**Dataset entries**
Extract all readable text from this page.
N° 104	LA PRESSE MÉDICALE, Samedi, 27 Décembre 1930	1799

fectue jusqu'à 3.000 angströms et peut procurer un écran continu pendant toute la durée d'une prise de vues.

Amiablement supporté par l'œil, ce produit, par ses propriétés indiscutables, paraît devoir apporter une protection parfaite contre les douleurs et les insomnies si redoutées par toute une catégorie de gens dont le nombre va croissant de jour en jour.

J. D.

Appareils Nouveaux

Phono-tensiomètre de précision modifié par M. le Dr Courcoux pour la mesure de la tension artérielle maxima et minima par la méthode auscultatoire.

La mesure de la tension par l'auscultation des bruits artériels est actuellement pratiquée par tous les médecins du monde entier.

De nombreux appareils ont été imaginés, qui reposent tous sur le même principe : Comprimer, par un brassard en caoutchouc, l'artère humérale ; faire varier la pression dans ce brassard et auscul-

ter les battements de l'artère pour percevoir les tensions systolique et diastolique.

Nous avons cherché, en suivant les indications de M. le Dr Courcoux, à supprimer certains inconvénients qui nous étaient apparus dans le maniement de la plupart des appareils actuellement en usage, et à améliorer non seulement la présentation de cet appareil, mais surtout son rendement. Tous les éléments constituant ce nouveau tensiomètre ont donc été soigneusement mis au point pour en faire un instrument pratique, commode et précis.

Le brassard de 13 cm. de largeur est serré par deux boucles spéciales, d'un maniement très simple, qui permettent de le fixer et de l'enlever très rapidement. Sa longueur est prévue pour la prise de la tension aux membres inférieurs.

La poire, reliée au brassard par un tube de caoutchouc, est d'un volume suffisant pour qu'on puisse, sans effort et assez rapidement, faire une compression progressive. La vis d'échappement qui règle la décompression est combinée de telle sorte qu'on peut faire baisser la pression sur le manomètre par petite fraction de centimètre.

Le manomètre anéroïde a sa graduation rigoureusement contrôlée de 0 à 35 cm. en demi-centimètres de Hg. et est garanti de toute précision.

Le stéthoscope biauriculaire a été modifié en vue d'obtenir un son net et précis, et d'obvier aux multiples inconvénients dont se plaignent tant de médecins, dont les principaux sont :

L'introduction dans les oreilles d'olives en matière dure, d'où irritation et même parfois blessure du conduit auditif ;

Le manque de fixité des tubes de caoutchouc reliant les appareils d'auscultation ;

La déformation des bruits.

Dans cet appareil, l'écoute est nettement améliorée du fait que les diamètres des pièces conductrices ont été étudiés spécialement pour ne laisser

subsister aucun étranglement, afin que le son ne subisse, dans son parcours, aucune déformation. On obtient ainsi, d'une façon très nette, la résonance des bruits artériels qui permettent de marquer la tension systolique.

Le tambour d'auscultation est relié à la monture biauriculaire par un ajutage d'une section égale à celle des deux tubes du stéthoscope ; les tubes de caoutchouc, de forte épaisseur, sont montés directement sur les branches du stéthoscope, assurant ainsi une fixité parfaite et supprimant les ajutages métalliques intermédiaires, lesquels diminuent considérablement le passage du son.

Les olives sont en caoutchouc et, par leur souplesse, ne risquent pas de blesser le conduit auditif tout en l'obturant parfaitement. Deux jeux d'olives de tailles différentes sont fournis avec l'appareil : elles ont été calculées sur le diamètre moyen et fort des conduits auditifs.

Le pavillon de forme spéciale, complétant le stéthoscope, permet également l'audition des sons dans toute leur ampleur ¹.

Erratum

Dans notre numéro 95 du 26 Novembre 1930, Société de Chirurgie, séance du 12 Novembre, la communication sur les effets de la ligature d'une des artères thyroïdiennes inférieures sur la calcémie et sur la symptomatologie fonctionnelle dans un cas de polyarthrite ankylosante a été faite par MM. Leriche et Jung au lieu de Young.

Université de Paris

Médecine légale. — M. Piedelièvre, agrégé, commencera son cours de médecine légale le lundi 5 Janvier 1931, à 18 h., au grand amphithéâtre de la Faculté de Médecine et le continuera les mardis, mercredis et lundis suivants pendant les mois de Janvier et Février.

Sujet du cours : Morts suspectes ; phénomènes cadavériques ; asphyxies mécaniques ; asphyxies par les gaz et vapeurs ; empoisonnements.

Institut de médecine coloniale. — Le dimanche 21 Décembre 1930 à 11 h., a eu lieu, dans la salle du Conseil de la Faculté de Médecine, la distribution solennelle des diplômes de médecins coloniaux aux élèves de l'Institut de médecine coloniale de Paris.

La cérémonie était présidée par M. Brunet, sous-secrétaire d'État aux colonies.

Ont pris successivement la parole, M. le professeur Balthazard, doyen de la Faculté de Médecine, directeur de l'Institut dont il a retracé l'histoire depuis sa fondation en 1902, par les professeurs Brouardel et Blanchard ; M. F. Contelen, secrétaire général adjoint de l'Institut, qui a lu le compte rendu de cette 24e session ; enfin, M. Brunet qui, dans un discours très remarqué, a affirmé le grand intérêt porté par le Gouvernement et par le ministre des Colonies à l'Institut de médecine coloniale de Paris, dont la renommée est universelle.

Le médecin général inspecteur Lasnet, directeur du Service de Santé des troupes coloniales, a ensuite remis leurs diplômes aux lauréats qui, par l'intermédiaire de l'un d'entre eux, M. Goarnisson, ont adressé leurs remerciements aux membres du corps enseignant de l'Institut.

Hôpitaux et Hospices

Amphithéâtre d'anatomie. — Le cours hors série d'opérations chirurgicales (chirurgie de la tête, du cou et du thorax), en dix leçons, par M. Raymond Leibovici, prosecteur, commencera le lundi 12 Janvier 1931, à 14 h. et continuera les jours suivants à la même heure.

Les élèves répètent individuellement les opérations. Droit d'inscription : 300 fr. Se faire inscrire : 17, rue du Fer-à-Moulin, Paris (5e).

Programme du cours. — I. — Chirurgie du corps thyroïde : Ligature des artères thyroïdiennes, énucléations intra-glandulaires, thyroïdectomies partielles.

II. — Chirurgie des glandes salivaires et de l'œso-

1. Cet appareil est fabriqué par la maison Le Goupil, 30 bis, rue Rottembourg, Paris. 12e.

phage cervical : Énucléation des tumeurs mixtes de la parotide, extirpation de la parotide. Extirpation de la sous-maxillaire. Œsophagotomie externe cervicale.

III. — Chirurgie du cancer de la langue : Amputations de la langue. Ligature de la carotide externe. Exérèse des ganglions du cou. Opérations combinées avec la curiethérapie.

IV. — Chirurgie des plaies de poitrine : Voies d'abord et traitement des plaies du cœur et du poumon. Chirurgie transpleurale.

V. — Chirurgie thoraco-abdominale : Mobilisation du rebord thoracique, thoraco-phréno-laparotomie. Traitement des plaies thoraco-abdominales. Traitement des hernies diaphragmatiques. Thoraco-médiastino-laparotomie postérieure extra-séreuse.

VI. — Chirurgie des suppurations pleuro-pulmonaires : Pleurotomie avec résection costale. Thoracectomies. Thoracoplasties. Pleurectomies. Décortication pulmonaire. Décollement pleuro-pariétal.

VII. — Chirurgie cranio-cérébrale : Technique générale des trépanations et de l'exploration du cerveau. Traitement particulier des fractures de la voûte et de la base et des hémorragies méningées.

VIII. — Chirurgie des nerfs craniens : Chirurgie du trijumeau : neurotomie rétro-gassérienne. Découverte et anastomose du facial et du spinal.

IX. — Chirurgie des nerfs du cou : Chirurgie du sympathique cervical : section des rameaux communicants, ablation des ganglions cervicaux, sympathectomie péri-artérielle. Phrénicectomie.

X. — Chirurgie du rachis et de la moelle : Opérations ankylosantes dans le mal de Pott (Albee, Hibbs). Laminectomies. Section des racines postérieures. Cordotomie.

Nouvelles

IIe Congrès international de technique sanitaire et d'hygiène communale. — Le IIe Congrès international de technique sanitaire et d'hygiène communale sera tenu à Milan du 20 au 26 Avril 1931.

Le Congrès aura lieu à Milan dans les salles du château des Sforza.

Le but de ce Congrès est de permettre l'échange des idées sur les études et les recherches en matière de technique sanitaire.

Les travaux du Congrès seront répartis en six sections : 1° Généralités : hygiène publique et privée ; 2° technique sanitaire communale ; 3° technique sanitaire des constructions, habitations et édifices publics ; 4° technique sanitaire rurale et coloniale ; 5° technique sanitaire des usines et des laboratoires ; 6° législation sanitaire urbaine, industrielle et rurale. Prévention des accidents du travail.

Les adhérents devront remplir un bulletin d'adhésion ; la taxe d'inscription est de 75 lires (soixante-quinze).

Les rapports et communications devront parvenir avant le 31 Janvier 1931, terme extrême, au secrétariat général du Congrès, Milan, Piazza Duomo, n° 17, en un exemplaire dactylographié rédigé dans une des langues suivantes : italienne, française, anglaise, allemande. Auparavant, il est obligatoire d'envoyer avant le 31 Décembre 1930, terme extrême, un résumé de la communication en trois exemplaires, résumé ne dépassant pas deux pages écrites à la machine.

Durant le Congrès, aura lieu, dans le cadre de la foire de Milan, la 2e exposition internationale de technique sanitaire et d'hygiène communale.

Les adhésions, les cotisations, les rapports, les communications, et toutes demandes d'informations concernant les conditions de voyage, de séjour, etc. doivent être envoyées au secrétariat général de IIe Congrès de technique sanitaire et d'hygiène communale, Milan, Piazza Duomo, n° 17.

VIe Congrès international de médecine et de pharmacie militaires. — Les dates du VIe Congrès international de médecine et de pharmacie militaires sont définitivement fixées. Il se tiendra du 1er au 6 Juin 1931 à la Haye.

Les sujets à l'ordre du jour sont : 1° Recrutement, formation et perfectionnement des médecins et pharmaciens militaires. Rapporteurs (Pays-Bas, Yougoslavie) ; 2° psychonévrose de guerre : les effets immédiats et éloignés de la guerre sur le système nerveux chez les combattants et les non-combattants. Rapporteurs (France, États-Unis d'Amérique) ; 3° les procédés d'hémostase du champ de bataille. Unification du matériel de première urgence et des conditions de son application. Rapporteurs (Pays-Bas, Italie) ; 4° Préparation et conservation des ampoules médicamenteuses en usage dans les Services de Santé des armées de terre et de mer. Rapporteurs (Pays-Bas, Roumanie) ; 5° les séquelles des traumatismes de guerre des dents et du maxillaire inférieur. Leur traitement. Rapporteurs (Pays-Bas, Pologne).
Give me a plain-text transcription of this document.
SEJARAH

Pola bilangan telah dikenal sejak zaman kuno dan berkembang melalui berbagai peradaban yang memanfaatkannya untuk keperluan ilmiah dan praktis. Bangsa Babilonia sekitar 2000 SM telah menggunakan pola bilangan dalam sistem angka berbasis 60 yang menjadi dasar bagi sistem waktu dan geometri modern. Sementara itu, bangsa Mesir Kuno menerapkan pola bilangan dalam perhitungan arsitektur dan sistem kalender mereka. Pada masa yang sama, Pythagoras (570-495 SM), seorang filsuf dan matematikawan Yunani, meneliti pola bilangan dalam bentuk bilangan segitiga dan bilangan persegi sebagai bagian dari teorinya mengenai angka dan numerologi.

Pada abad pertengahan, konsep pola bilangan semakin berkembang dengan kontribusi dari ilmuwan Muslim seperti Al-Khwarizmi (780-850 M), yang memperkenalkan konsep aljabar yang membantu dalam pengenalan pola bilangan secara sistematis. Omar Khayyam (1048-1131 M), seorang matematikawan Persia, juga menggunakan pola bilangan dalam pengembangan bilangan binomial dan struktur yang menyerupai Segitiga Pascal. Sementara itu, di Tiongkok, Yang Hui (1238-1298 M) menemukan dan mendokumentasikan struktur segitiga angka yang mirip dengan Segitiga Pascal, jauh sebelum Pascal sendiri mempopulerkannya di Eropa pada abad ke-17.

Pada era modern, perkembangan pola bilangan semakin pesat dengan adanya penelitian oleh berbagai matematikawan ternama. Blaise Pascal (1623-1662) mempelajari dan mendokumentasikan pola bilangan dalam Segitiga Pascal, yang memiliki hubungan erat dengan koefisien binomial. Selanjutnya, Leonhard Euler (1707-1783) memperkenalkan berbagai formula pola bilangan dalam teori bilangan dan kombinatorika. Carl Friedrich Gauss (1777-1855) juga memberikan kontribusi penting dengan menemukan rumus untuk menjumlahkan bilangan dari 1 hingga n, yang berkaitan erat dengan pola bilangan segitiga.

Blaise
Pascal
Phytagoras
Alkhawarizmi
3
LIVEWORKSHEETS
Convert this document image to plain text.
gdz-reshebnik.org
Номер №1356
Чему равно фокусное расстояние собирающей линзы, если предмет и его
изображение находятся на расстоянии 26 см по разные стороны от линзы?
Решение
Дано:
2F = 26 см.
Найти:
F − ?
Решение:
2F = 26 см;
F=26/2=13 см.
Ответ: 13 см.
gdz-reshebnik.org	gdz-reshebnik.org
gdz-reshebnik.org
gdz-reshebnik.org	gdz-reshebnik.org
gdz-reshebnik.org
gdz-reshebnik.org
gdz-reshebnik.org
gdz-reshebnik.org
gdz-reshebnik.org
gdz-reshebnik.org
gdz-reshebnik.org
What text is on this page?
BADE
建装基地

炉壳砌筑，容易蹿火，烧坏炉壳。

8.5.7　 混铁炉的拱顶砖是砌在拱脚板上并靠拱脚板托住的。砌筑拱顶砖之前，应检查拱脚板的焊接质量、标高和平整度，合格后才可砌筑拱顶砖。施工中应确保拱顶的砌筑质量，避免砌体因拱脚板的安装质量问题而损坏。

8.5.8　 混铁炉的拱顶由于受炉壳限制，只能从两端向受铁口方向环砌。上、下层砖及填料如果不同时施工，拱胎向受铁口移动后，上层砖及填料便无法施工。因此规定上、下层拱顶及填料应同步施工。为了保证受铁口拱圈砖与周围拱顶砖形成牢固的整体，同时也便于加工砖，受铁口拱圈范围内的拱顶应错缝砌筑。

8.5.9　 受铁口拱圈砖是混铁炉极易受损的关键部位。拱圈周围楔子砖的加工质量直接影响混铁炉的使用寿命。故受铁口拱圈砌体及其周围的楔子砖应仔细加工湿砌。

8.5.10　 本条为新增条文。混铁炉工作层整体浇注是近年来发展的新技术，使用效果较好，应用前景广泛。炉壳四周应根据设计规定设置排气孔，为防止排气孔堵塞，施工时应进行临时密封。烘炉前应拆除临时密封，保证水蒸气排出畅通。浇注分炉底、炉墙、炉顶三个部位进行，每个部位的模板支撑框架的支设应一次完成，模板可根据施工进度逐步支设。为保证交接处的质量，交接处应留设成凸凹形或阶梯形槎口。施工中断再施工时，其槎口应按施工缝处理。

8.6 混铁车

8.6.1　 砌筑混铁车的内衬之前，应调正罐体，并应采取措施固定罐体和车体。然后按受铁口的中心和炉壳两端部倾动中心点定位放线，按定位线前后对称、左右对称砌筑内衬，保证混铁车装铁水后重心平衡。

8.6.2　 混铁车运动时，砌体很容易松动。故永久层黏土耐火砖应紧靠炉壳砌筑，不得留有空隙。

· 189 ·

**What the task requires**
Scan the material above for the word "matière". Copy each line where it occurs.

**Full answer**
L'introduction dans les oreilles d'olives en matière dure, d'où irritation et même parfois blessure du conduit auditif ;
Le but de ce Congrès est de permettre l'échange des idées sur les études et les recherches en matière de technique sanitaire.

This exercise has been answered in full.